> _Data shown_
┌────────

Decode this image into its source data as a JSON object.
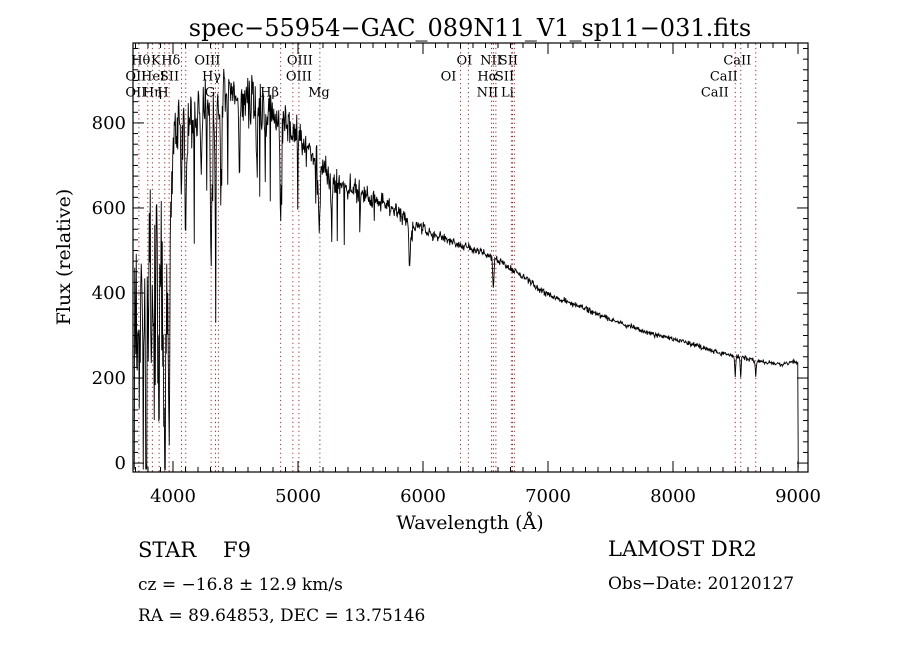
{
  "title": "spec−55954−GAC_089N11_V1_sp11−031.fits",
  "chart_data": {
    "type": "line",
    "title": "spec−55954−GAC_089N11_V1_sp11−031.fits",
    "xlabel": "Wavelength (Å)",
    "ylabel": "Flux (relative)",
    "x_range": [
      3680,
      9080
    ],
    "y_range": [
      -21,
      988
    ],
    "x_ticks": [
      4000,
      5000,
      6000,
      7000,
      8000,
      9000
    ],
    "y_ticks": [
      0,
      200,
      400,
      600,
      800
    ],
    "x_minor_step": 100,
    "y_minor_step": 25,
    "line_color": "#000000",
    "marker_color": "#992a2a",
    "continuum": [
      [
        3690,
        360
      ],
      [
        3730,
        420
      ],
      [
        3770,
        330
      ],
      [
        3815,
        430
      ],
      [
        3855,
        350
      ],
      [
        3895,
        430
      ],
      [
        3935,
        330
      ],
      [
        3970,
        400
      ],
      [
        3990,
        650
      ],
      [
        4010,
        760
      ],
      [
        4060,
        790
      ],
      [
        4150,
        810
      ],
      [
        4250,
        832
      ],
      [
        4350,
        846
      ],
      [
        4450,
        860
      ],
      [
        4550,
        856
      ],
      [
        4650,
        842
      ],
      [
        4750,
        826
      ],
      [
        4850,
        806
      ],
      [
        4950,
        782
      ],
      [
        5050,
        748
      ],
      [
        5175,
        702
      ],
      [
        5300,
        666
      ],
      [
        5450,
        646
      ],
      [
        5600,
        624
      ],
      [
        5750,
        600
      ],
      [
        5900,
        566
      ],
      [
        6050,
        544
      ],
      [
        6200,
        526
      ],
      [
        6350,
        508
      ],
      [
        6500,
        492
      ],
      [
        6650,
        468
      ],
      [
        6800,
        438
      ],
      [
        6950,
        405
      ],
      [
        7100,
        385
      ],
      [
        7250,
        370
      ],
      [
        7400,
        350
      ],
      [
        7550,
        333
      ],
      [
        7700,
        317
      ],
      [
        7850,
        302
      ],
      [
        8000,
        292
      ],
      [
        8150,
        280
      ],
      [
        8300,
        266
      ],
      [
        8450,
        254
      ],
      [
        8600,
        245
      ],
      [
        8750,
        237
      ],
      [
        8870,
        231
      ],
      [
        8950,
        239
      ],
      [
        9000,
        236
      ]
    ],
    "noise_amplitude": [
      [
        3690,
        235
      ],
      [
        3975,
        235
      ],
      [
        3995,
        95
      ],
      [
        4300,
        80
      ],
      [
        4700,
        70
      ],
      [
        5000,
        55
      ],
      [
        5300,
        42
      ],
      [
        5600,
        30
      ],
      [
        5900,
        22
      ],
      [
        6200,
        15
      ],
      [
        6500,
        12
      ],
      [
        6800,
        10
      ],
      [
        7200,
        9
      ],
      [
        7800,
        8
      ],
      [
        8400,
        7
      ],
      [
        9010,
        6
      ]
    ],
    "absorption_lines": [
      {
        "wl": 3798,
        "depth": 190,
        "width": 16
      },
      {
        "wl": 3835,
        "depth": 210,
        "width": 16
      },
      {
        "wl": 3889,
        "depth": 190,
        "width": 16
      },
      {
        "wl": 3934,
        "depth": 250,
        "width": 15
      },
      {
        "wl": 3969,
        "depth": 280,
        "width": 15
      },
      {
        "wl": 4068,
        "depth": 150,
        "width": 12
      },
      {
        "wl": 4102,
        "depth": 240,
        "width": 14
      },
      {
        "wl": 4226,
        "depth": 170,
        "width": 12
      },
      {
        "wl": 4305,
        "depth": 450,
        "width": 13
      },
      {
        "wl": 4340,
        "depth": 260,
        "width": 13
      },
      {
        "wl": 4383,
        "depth": 200,
        "width": 12
      },
      {
        "wl": 4530,
        "depth": 150,
        "width": 10
      },
      {
        "wl": 4668,
        "depth": 140,
        "width": 10
      },
      {
        "wl": 4861,
        "depth": 200,
        "width": 13
      },
      {
        "wl": 5170,
        "depth": 165,
        "width": 15
      },
      {
        "wl": 5270,
        "depth": 130,
        "width": 12
      },
      {
        "wl": 5893,
        "depth": 110,
        "width": 13
      },
      {
        "wl": 6563,
        "depth": 85,
        "width": 11
      },
      {
        "wl": 8498,
        "depth": 45,
        "width": 9
      },
      {
        "wl": 8542,
        "depth": 48,
        "width": 9
      },
      {
        "wl": 8662,
        "depth": 38,
        "width": 9
      }
    ],
    "spectral_line_markers": [
      {
        "label": "Hθ",
        "wl": 3798,
        "row": 1,
        "dx": -7
      },
      {
        "label": "K",
        "wl": 3934,
        "row": 1,
        "dx": -9
      },
      {
        "label": "Hδ",
        "wl": 4102,
        "row": 1,
        "dx": -15
      },
      {
        "label": "OIII",
        "wl": 4363,
        "row": 1,
        "dx": -11
      },
      {
        "label": "OIII",
        "wl": 5007,
        "row": 1,
        "dx": 1
      },
      {
        "label": "OII",
        "wl": 3727,
        "row": 2,
        "dx": -3
      },
      {
        "label": "HeI",
        "wl": 3889,
        "row": 2,
        "dx": -6
      },
      {
        "label": "SII",
        "wl": 4068,
        "row": 2,
        "dx": -12
      },
      {
        "label": "Hγ",
        "wl": 4340,
        "row": 2,
        "dx": -4
      },
      {
        "label": "OIII",
        "wl": 4959,
        "row": 2,
        "dx": 6
      },
      {
        "label": "OII",
        "wl": 3727,
        "row": 3,
        "dx": -3
      },
      {
        "label": "Hη",
        "wl": 3835,
        "row": 3,
        "dx": 0
      },
      {
        "label": "H",
        "wl": 3969,
        "row": 3,
        "dx": -6
      },
      {
        "label": "G",
        "wl": 4305,
        "row": 3,
        "dx": -1
      },
      {
        "label": "Hβ",
        "wl": 4861,
        "row": 3,
        "dx": -11
      },
      {
        "label": "Mg",
        "wl": 5175,
        "row": 3,
        "dx": -1
      },
      {
        "label": "OI",
        "wl": 6363,
        "row": 1,
        "dx": -4
      },
      {
        "label": "NII",
        "wl": 6583,
        "row": 1,
        "dx": -5
      },
      {
        "label": "SII",
        "wl": 6731,
        "row": 1,
        "dx": -6
      },
      {
        "label": "OI",
        "wl": 6300,
        "row": 2,
        "dx": -12
      },
      {
        "label": "Hα",
        "wl": 6563,
        "row": 2,
        "dx": -6
      },
      {
        "label": "SII",
        "wl": 6716,
        "row": 2,
        "dx": -8
      },
      {
        "label": "NII",
        "wl": 6548,
        "row": 3,
        "dx": -4
      },
      {
        "label": "Li",
        "wl": 6707,
        "row": 3,
        "dx": -4
      },
      {
        "label": "CaII",
        "wl": 8498,
        "row": 1,
        "dx": 2
      },
      {
        "label": "CaII",
        "wl": 8542,
        "row": 2,
        "dx": -17
      },
      {
        "label": "CaII",
        "wl": 8662,
        "row": 3,
        "dx": -41
      }
    ]
  },
  "footer": {
    "object_type": "STAR",
    "subclass": "F9",
    "survey": "LAMOST DR2",
    "cz": "cz = −16.8 ± 12.9 km/s",
    "obs_date": "Obs−Date: 20120127",
    "ra_dec": "RA =  89.64853, DEC =  13.75146"
  }
}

└────────

> _Task goal_
Collect every line above that contains the word "title".

> _Final result_
  "title": "spec−55954−GAC_089N11_V1_sp11−031.fits",
    "title": "spec−55954−GAC_089N11_V1_sp11−031.fits",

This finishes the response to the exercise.